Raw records
——

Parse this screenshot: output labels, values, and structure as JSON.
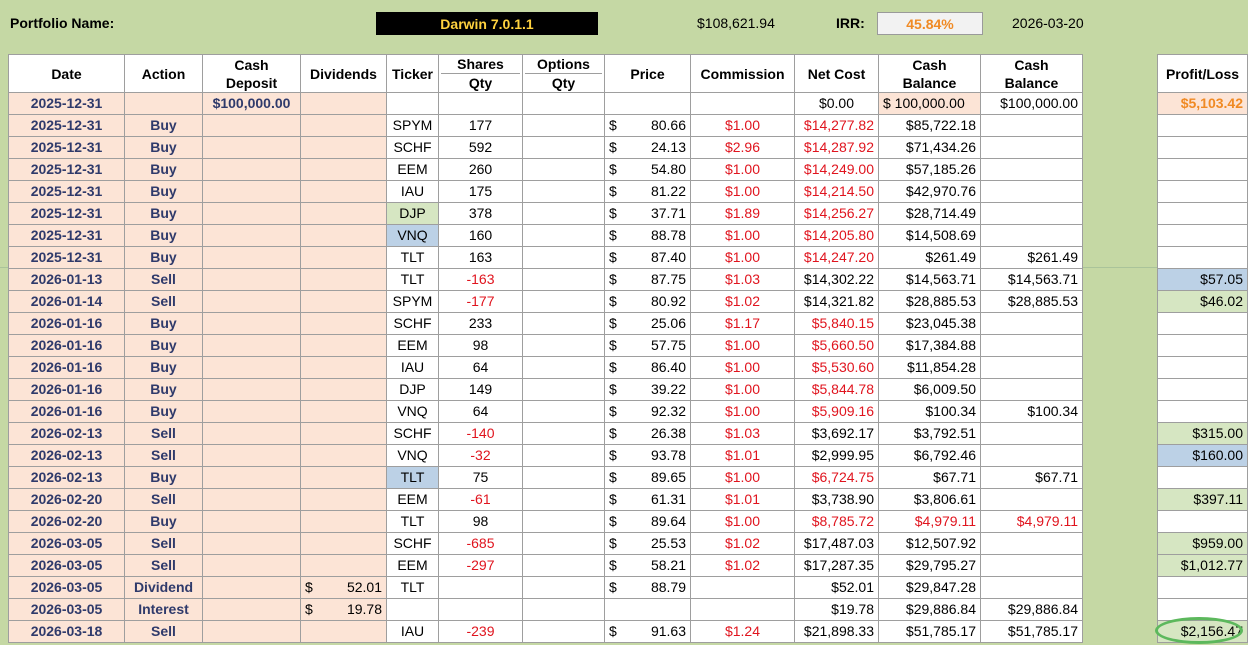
{
  "header": {
    "portfolio_label": "Portfolio Name:",
    "portfolio_name": "Darwin 7.0.1.1",
    "total_value": "$108,621.94",
    "irr_label": "IRR:",
    "irr_value": "45.84%",
    "date": "2026-03-20"
  },
  "columns": {
    "date": "Date",
    "action": "Action",
    "cash_deposit_1": "Cash",
    "cash_deposit_2": "Deposit",
    "dividends": "Dividends",
    "ticker": "Ticker",
    "shares_1": "Shares",
    "shares_2": "Qty",
    "options_1": "Options",
    "options_2": "Qty",
    "price": "Price",
    "commission": "Commission",
    "net_cost": "Net Cost",
    "cash_balance_1": "Cash",
    "cash_balance_2": "Balance",
    "cash_balance2_1": "Cash",
    "cash_balance2_2": "Balance",
    "profit_loss": "Profit/Loss"
  },
  "rows": [
    {
      "date": "2025-12-31",
      "action": "",
      "deposit": "$100,000.00",
      "div_sym": "",
      "div": "",
      "ticker": "",
      "shares": "",
      "options": "",
      "price_sym": "",
      "price": "",
      "commission": "",
      "net_cost": "$0.00",
      "cash_balance": "$  100,000.00",
      "cash_balance2": "$100,000.00",
      "pl": "$5,103.42"
    },
    {
      "date": "2025-12-31",
      "action": "Buy",
      "deposit": "",
      "div_sym": "",
      "div": "",
      "ticker": "SPYM",
      "shares": "177",
      "options": "",
      "price_sym": "$",
      "price": "80.66",
      "commission": "$1.00",
      "net_cost": "$14,277.82",
      "cash_balance": "$85,722.18",
      "cash_balance2": "",
      "pl": ""
    },
    {
      "date": "2025-12-31",
      "action": "Buy",
      "deposit": "",
      "div_sym": "",
      "div": "",
      "ticker": "SCHF",
      "shares": "592",
      "options": "",
      "price_sym": "$",
      "price": "24.13",
      "commission": "$2.96",
      "net_cost": "$14,287.92",
      "cash_balance": "$71,434.26",
      "cash_balance2": "",
      "pl": ""
    },
    {
      "date": "2025-12-31",
      "action": "Buy",
      "deposit": "",
      "div_sym": "",
      "div": "",
      "ticker": "EEM",
      "shares": "260",
      "options": "",
      "price_sym": "$",
      "price": "54.80",
      "commission": "$1.00",
      "net_cost": "$14,249.00",
      "cash_balance": "$57,185.26",
      "cash_balance2": "",
      "pl": ""
    },
    {
      "date": "2025-12-31",
      "action": "Buy",
      "deposit": "",
      "div_sym": "",
      "div": "",
      "ticker": "IAU",
      "shares": "175",
      "options": "",
      "price_sym": "$",
      "price": "81.22",
      "commission": "$1.00",
      "net_cost": "$14,214.50",
      "cash_balance": "$42,970.76",
      "cash_balance2": "",
      "pl": ""
    },
    {
      "date": "2025-12-31",
      "action": "Buy",
      "deposit": "",
      "div_sym": "",
      "div": "",
      "ticker": "DJP",
      "shares": "378",
      "options": "",
      "price_sym": "$",
      "price": "37.71",
      "commission": "$1.89",
      "net_cost": "$14,256.27",
      "cash_balance": "$28,714.49",
      "cash_balance2": "",
      "pl": ""
    },
    {
      "date": "2025-12-31",
      "action": "Buy",
      "deposit": "",
      "div_sym": "",
      "div": "",
      "ticker": "VNQ",
      "shares": "160",
      "options": "",
      "price_sym": "$",
      "price": "88.78",
      "commission": "$1.00",
      "net_cost": "$14,205.80",
      "cash_balance": "$14,508.69",
      "cash_balance2": "",
      "pl": ""
    },
    {
      "date": "2025-12-31",
      "action": "Buy",
      "deposit": "",
      "div_sym": "",
      "div": "",
      "ticker": "TLT",
      "shares": "163",
      "options": "",
      "price_sym": "$",
      "price": "87.40",
      "commission": "$1.00",
      "net_cost": "$14,247.20",
      "cash_balance": "$261.49",
      "cash_balance2": "$261.49",
      "pl": ""
    },
    {
      "date": "2026-01-13",
      "action": "Sell",
      "deposit": "",
      "div_sym": "",
      "div": "",
      "ticker": "TLT",
      "shares": "-163",
      "options": "",
      "price_sym": "$",
      "price": "87.75",
      "commission": "$1.03",
      "net_cost": "$14,302.22",
      "cash_balance": "$14,563.71",
      "cash_balance2": "$14,563.71",
      "pl": "$57.05"
    },
    {
      "date": "2026-01-14",
      "action": "Sell",
      "deposit": "",
      "div_sym": "",
      "div": "",
      "ticker": "SPYM",
      "shares": "-177",
      "options": "",
      "price_sym": "$",
      "price": "80.92",
      "commission": "$1.02",
      "net_cost": "$14,321.82",
      "cash_balance": "$28,885.53",
      "cash_balance2": "$28,885.53",
      "pl": "$46.02"
    },
    {
      "date": "2026-01-16",
      "action": "Buy",
      "deposit": "",
      "div_sym": "",
      "div": "",
      "ticker": "SCHF",
      "shares": "233",
      "options": "",
      "price_sym": "$",
      "price": "25.06",
      "commission": "$1.17",
      "net_cost": "$5,840.15",
      "cash_balance": "$23,045.38",
      "cash_balance2": "",
      "pl": ""
    },
    {
      "date": "2026-01-16",
      "action": "Buy",
      "deposit": "",
      "div_sym": "",
      "div": "",
      "ticker": "EEM",
      "shares": "98",
      "options": "",
      "price_sym": "$",
      "price": "57.75",
      "commission": "$1.00",
      "net_cost": "$5,660.50",
      "cash_balance": "$17,384.88",
      "cash_balance2": "",
      "pl": ""
    },
    {
      "date": "2026-01-16",
      "action": "Buy",
      "deposit": "",
      "div_sym": "",
      "div": "",
      "ticker": "IAU",
      "shares": "64",
      "options": "",
      "price_sym": "$",
      "price": "86.40",
      "commission": "$1.00",
      "net_cost": "$5,530.60",
      "cash_balance": "$11,854.28",
      "cash_balance2": "",
      "pl": ""
    },
    {
      "date": "2026-01-16",
      "action": "Buy",
      "deposit": "",
      "div_sym": "",
      "div": "",
      "ticker": "DJP",
      "shares": "149",
      "options": "",
      "price_sym": "$",
      "price": "39.22",
      "commission": "$1.00",
      "net_cost": "$5,844.78",
      "cash_balance": "$6,009.50",
      "cash_balance2": "",
      "pl": ""
    },
    {
      "date": "2026-01-16",
      "action": "Buy",
      "deposit": "",
      "div_sym": "",
      "div": "",
      "ticker": "VNQ",
      "shares": "64",
      "options": "",
      "price_sym": "$",
      "price": "92.32",
      "commission": "$1.00",
      "net_cost": "$5,909.16",
      "cash_balance": "$100.34",
      "cash_balance2": "$100.34",
      "pl": ""
    },
    {
      "date": "2026-02-13",
      "action": "Sell",
      "deposit": "",
      "div_sym": "",
      "div": "",
      "ticker": "SCHF",
      "shares": "-140",
      "options": "",
      "price_sym": "$",
      "price": "26.38",
      "commission": "$1.03",
      "net_cost": "$3,692.17",
      "cash_balance": "$3,792.51",
      "cash_balance2": "",
      "pl": "$315.00"
    },
    {
      "date": "2026-02-13",
      "action": "Sell",
      "deposit": "",
      "div_sym": "",
      "div": "",
      "ticker": "VNQ",
      "shares": "-32",
      "options": "",
      "price_sym": "$",
      "price": "93.78",
      "commission": "$1.01",
      "net_cost": "$2,999.95",
      "cash_balance": "$6,792.46",
      "cash_balance2": "",
      "pl": "$160.00"
    },
    {
      "date": "2026-02-13",
      "action": "Buy",
      "deposit": "",
      "div_sym": "",
      "div": "",
      "ticker": "TLT",
      "shares": "75",
      "options": "",
      "price_sym": "$",
      "price": "89.65",
      "commission": "$1.00",
      "net_cost": "$6,724.75",
      "cash_balance": "$67.71",
      "cash_balance2": "$67.71",
      "pl": ""
    },
    {
      "date": "2026-02-20",
      "action": "Sell",
      "deposit": "",
      "div_sym": "",
      "div": "",
      "ticker": "EEM",
      "shares": "-61",
      "options": "",
      "price_sym": "$",
      "price": "61.31",
      "commission": "$1.01",
      "net_cost": "$3,738.90",
      "cash_balance": "$3,806.61",
      "cash_balance2": "",
      "pl": "$397.11"
    },
    {
      "date": "2026-02-20",
      "action": "Buy",
      "deposit": "",
      "div_sym": "",
      "div": "",
      "ticker": "TLT",
      "shares": "98",
      "options": "",
      "price_sym": "$",
      "price": "89.64",
      "commission": "$1.00",
      "net_cost": "$8,785.72",
      "cash_balance": "$4,979.11",
      "cash_balance2": "$4,979.11",
      "pl": ""
    },
    {
      "date": "2026-03-05",
      "action": "Sell",
      "deposit": "",
      "div_sym": "",
      "div": "",
      "ticker": "SCHF",
      "shares": "-685",
      "options": "",
      "price_sym": "$",
      "price": "25.53",
      "commission": "$1.02",
      "net_cost": "$17,487.03",
      "cash_balance": "$12,507.92",
      "cash_balance2": "",
      "pl": "$959.00"
    },
    {
      "date": "2026-03-05",
      "action": "Sell",
      "deposit": "",
      "div_sym": "",
      "div": "",
      "ticker": "EEM",
      "shares": "-297",
      "options": "",
      "price_sym": "$",
      "price": "58.21",
      "commission": "$1.02",
      "net_cost": "$17,287.35",
      "cash_balance": "$29,795.27",
      "cash_balance2": "",
      "pl": "$1,012.77"
    },
    {
      "date": "2026-03-05",
      "action": "Dividend",
      "deposit": "",
      "div_sym": "$",
      "div": "52.01",
      "ticker": "TLT",
      "shares": "",
      "options": "",
      "price_sym": "$",
      "price": "88.79",
      "commission": "",
      "net_cost": "$52.01",
      "cash_balance": "$29,847.28",
      "cash_balance2": "",
      "pl": ""
    },
    {
      "date": "2026-03-05",
      "action": "Interest",
      "deposit": "",
      "div_sym": "$",
      "div": "19.78",
      "ticker": "",
      "shares": "",
      "options": "",
      "price_sym": "",
      "price": "",
      "commission": "",
      "net_cost": "$19.78",
      "cash_balance": "$29,886.84",
      "cash_balance2": "$29,886.84",
      "pl": ""
    },
    {
      "date": "2026-03-18",
      "action": "Sell",
      "deposit": "",
      "div_sym": "",
      "div": "",
      "ticker": "IAU",
      "shares": "-239",
      "options": "",
      "price_sym": "$",
      "price": "91.63",
      "commission": "$1.24",
      "net_cost": "$21,898.33",
      "cash_balance": "$51,785.17",
      "cash_balance2": "$51,785.17",
      "pl": "$2,156.47"
    }
  ],
  "styles": {
    "ticker_green_rows": [
      5
    ],
    "ticker_blue_rows": [
      6,
      17
    ],
    "red_net_cost_rows": [
      1,
      2,
      3,
      4,
      5,
      6,
      7,
      10,
      11,
      12,
      13,
      14,
      17,
      19
    ],
    "red_cash_balance_rows": [
      19
    ],
    "red_cash_balance2_rows": [
      19
    ],
    "white_cash_balance_rows": [
      1,
      2,
      3,
      4,
      5,
      6,
      7,
      8,
      9,
      10,
      11,
      12,
      13,
      14,
      15,
      16,
      17,
      18,
      19,
      20,
      21,
      22,
      23,
      24
    ],
    "pl_green_rows": [
      9,
      15,
      18,
      20,
      21,
      24
    ],
    "pl_blue_rows": [
      8,
      16
    ],
    "pl_orange_rows": [
      0
    ],
    "colors": {
      "accent_orange": "#f08a24",
      "buy_sell_navy": "#2f3a6b",
      "negative_red": "#e0141e",
      "row_peach": "#fce4d6",
      "bg_green": "#c5d8a4",
      "highlight_green": "#5cb85c"
    }
  }
}
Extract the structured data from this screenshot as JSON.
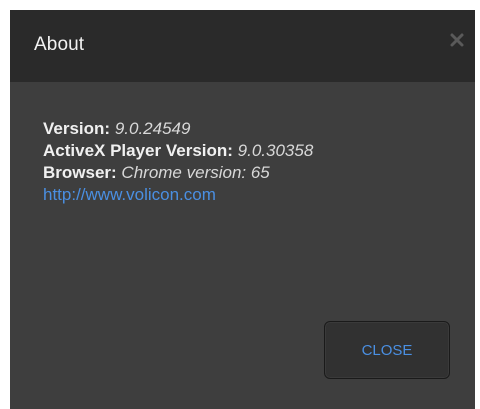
{
  "dialog": {
    "title": "About",
    "close_icon": "close-x-icon",
    "info": {
      "version_label": "Version:",
      "version_value": "9.0.24549",
      "activex_label": "ActiveX Player Version:",
      "activex_value": "9.0.30358",
      "browser_label": "Browser:",
      "browser_value": "Chrome version: 65",
      "link": "http://www.volicon.com"
    },
    "close_button_label": "CLOSE"
  },
  "colors": {
    "titlebar_bg": "#2a2a2a",
    "body_bg": "#3e3e3e",
    "accent": "#4a8fe2"
  }
}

——

• EXERCISE TASK:
For the data above, state only how many lines include the word "screenshot".

• REPLY TO THE EXERCISE:
2